Task brief
Extract each record and reproduce it exactly.

Material to process
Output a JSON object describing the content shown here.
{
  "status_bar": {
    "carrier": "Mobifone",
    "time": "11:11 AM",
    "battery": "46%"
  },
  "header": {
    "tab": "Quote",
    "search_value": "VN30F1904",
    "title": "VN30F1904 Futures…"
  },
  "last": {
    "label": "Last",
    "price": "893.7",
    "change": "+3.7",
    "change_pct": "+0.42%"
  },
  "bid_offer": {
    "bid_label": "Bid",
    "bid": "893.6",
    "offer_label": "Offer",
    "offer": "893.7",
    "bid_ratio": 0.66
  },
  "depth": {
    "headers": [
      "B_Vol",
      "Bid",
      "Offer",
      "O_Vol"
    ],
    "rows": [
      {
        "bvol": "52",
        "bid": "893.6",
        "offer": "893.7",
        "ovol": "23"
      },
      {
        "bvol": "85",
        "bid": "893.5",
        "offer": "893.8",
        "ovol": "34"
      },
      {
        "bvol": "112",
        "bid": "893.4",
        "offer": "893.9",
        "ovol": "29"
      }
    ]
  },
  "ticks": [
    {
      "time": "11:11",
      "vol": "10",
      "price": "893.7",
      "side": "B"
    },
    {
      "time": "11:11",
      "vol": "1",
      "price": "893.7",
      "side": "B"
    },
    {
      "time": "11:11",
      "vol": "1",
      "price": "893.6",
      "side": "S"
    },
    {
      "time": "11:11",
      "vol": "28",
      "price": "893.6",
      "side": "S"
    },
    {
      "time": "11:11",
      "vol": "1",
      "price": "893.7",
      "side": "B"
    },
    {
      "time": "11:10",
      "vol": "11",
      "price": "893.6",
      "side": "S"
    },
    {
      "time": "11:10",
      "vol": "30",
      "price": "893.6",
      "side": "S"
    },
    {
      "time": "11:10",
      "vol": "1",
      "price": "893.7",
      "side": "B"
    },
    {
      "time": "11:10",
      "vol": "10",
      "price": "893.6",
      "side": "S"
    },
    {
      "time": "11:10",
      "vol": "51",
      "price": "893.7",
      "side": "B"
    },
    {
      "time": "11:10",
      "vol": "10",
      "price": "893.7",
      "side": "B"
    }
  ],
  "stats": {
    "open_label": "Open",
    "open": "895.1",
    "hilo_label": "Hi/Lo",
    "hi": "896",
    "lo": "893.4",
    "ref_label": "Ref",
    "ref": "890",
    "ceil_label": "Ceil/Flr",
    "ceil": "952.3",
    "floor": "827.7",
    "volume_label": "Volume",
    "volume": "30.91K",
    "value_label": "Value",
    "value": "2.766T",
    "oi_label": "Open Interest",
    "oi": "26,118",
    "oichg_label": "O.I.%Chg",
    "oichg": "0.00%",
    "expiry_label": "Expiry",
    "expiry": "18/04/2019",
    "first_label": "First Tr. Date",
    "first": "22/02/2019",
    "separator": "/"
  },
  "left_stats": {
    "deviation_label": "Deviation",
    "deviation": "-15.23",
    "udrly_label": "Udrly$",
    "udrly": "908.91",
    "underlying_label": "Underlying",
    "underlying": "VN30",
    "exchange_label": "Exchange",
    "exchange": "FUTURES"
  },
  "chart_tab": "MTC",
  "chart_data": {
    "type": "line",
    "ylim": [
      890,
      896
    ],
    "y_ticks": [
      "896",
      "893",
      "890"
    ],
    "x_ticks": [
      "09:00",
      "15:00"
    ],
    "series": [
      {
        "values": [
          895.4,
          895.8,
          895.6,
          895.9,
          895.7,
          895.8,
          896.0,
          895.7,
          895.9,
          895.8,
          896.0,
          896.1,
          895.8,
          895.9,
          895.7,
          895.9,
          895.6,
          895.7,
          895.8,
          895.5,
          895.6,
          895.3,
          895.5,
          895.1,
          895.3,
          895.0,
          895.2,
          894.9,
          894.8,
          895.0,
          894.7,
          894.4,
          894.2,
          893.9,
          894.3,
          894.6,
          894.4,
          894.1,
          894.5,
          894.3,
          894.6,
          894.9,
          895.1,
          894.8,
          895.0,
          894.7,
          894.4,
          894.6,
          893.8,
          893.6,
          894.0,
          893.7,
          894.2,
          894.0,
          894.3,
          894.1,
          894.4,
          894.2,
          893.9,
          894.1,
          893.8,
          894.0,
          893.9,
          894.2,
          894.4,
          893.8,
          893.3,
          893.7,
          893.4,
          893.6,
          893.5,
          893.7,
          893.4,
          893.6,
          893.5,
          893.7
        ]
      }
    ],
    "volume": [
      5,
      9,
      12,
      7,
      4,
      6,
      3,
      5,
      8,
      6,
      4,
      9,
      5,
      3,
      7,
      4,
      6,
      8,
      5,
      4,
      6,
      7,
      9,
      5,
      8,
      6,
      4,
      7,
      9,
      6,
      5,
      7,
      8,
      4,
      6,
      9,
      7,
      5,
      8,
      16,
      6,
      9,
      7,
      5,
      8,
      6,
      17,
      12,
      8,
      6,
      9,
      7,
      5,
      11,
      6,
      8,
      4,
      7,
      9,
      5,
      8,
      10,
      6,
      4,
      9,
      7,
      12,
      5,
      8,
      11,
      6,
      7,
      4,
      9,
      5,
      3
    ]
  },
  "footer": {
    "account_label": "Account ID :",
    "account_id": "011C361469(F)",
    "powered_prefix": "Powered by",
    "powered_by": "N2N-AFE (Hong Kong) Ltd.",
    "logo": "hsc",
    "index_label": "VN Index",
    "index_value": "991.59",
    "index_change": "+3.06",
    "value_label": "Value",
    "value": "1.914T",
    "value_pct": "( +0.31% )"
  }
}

Complete answer
Output a JSON object describing the content shown here.
{
  "status_bar": {
    "carrier": "Mobifone",
    "time": "11:11 AM",
    "battery": "46%"
  },
  "header": {
    "tab": "Quote",
    "search_value": "VN30F1904",
    "title": "VN30F1904 Futures…"
  },
  "last": {
    "label": "Last",
    "price": "893.7",
    "change": "+3.7",
    "change_pct": "+0.42%"
  },
  "bid_offer": {
    "bid_label": "Bid",
    "bid": "893.6",
    "offer_label": "Offer",
    "offer": "893.7",
    "bid_ratio": 0.66
  },
  "depth": {
    "headers": [
      "B_Vol",
      "Bid",
      "Offer",
      "O_Vol"
    ],
    "rows": [
      {
        "bvol": "52",
        "bid": "893.6",
        "offer": "893.7",
        "ovol": "23"
      },
      {
        "bvol": "85",
        "bid": "893.5",
        "offer": "893.8",
        "ovol": "34"
      },
      {
        "bvol": "112",
        "bid": "893.4",
        "offer": "893.9",
        "ovol": "29"
      }
    ]
  },
  "ticks": [
    {
      "time": "11:11",
      "vol": "10",
      "price": "893.7",
      "side": "B"
    },
    {
      "time": "11:11",
      "vol": "1",
      "price": "893.7",
      "side": "B"
    },
    {
      "time": "11:11",
      "vol": "1",
      "price": "893.6",
      "side": "S"
    },
    {
      "time": "11:11",
      "vol": "28",
      "price": "893.6",
      "side": "S"
    },
    {
      "time": "11:11",
      "vol": "1",
      "price": "893.7",
      "side": "B"
    },
    {
      "time": "11:10",
      "vol": "11",
      "price": "893.6",
      "side": "S"
    },
    {
      "time": "11:10",
      "vol": "30",
      "price": "893.6",
      "side": "S"
    },
    {
      "time": "11:10",
      "vol": "1",
      "price": "893.7",
      "side": "B"
    },
    {
      "time": "11:10",
      "vol": "10",
      "price": "893.6",
      "side": "S"
    },
    {
      "time": "11:10",
      "vol": "51",
      "price": "893.7",
      "side": "B"
    },
    {
      "time": "11:10",
      "vol": "10",
      "price": "893.7",
      "side": "B"
    }
  ],
  "stats": {
    "open_label": "Open",
    "open": "895.1",
    "hilo_label": "Hi/Lo",
    "hi": "896",
    "lo": "893.4",
    "ref_label": "Ref",
    "ref": "890",
    "ceil_label": "Ceil/Flr",
    "ceil": "952.3",
    "floor": "827.7",
    "volume_label": "Volume",
    "volume": "30.91K",
    "value_label": "Value",
    "value": "2.766T",
    "oi_label": "Open Interest",
    "oi": "26,118",
    "oichg_label": "O.I.%Chg",
    "oichg": "0.00%",
    "expiry_label": "Expiry",
    "expiry": "18/04/2019",
    "first_label": "First Tr. Date",
    "first": "22/02/2019",
    "separator": "/"
  },
  "left_stats": {
    "deviation_label": "Deviation",
    "deviation": "-15.23",
    "udrly_label": "Udrly$",
    "udrly": "908.91",
    "underlying_label": "Underlying",
    "underlying": "VN30",
    "exchange_label": "Exchange",
    "exchange": "FUTURES"
  },
  "chart_tab": "MTC",
  "chart_data": {
    "type": "line",
    "ylim": [
      890,
      896
    ],
    "y_ticks": [
      "896",
      "893",
      "890"
    ],
    "x_ticks": [
      "09:00",
      "15:00"
    ],
    "series": [
      {
        "values": [
          895.4,
          895.8,
          895.6,
          895.9,
          895.7,
          895.8,
          896.0,
          895.7,
          895.9,
          895.8,
          896.0,
          896.1,
          895.8,
          895.9,
          895.7,
          895.9,
          895.6,
          895.7,
          895.8,
          895.5,
          895.6,
          895.3,
          895.5,
          895.1,
          895.3,
          895.0,
          895.2,
          894.9,
          894.8,
          895.0,
          894.7,
          894.4,
          894.2,
          893.9,
          894.3,
          894.6,
          894.4,
          894.1,
          894.5,
          894.3,
          894.6,
          894.9,
          895.1,
          894.8,
          895.0,
          894.7,
          894.4,
          894.6,
          893.8,
          893.6,
          894.0,
          893.7,
          894.2,
          894.0,
          894.3,
          894.1,
          894.4,
          894.2,
          893.9,
          894.1,
          893.8,
          894.0,
          893.9,
          894.2,
          894.4,
          893.8,
          893.3,
          893.7,
          893.4,
          893.6,
          893.5,
          893.7,
          893.4,
          893.6,
          893.5,
          893.7
        ]
      }
    ],
    "volume": [
      5,
      9,
      12,
      7,
      4,
      6,
      3,
      5,
      8,
      6,
      4,
      9,
      5,
      3,
      7,
      4,
      6,
      8,
      5,
      4,
      6,
      7,
      9,
      5,
      8,
      6,
      4,
      7,
      9,
      6,
      5,
      7,
      8,
      4,
      6,
      9,
      7,
      5,
      8,
      16,
      6,
      9,
      7,
      5,
      8,
      6,
      17,
      12,
      8,
      6,
      9,
      7,
      5,
      11,
      6,
      8,
      4,
      7,
      9,
      5,
      8,
      10,
      6,
      4,
      9,
      7,
      12,
      5,
      8,
      11,
      6,
      7,
      4,
      9,
      5,
      3
    ]
  },
  "footer": {
    "account_label": "Account ID :",
    "account_id": "011C361469(F)",
    "powered_prefix": "Powered by",
    "powered_by": "N2N-AFE (Hong Kong) Ltd.",
    "logo": "hsc",
    "index_label": "VN Index",
    "index_value": "991.59",
    "index_change": "+3.06",
    "value_label": "Value",
    "value": "1.914T",
    "value_pct": "( +0.31% )"
  }
}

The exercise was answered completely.